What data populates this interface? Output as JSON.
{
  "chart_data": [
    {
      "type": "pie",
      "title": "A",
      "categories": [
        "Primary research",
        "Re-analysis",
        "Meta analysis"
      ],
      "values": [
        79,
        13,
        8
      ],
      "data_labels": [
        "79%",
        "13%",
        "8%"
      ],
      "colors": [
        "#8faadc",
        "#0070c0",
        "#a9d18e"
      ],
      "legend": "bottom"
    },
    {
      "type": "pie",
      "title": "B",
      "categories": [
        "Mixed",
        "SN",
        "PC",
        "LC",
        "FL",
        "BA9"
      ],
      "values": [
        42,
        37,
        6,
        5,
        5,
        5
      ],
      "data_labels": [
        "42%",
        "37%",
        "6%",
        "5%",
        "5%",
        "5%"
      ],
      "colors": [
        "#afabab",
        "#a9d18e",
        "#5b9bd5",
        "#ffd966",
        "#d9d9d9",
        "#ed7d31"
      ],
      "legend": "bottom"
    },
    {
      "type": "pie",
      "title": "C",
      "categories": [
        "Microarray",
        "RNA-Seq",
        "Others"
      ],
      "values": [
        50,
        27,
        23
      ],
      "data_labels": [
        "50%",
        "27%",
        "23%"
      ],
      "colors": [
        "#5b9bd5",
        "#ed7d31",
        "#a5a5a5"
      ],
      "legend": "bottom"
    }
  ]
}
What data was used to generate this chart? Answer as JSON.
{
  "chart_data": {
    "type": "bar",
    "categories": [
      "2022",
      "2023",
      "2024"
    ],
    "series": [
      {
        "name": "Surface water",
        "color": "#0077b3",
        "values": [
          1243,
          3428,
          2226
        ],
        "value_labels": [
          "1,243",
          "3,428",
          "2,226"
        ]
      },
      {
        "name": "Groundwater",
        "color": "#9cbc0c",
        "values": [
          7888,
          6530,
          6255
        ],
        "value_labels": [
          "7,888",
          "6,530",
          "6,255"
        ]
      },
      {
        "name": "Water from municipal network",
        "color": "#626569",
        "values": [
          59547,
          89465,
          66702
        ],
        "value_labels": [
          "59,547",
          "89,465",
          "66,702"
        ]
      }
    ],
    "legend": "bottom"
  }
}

· · · · ·

Which lines hold the string "JSON"? List them all.

Task answer »
What data populates this interface? Output as JSON.
What data was used to generate this chart? Answer as JSON.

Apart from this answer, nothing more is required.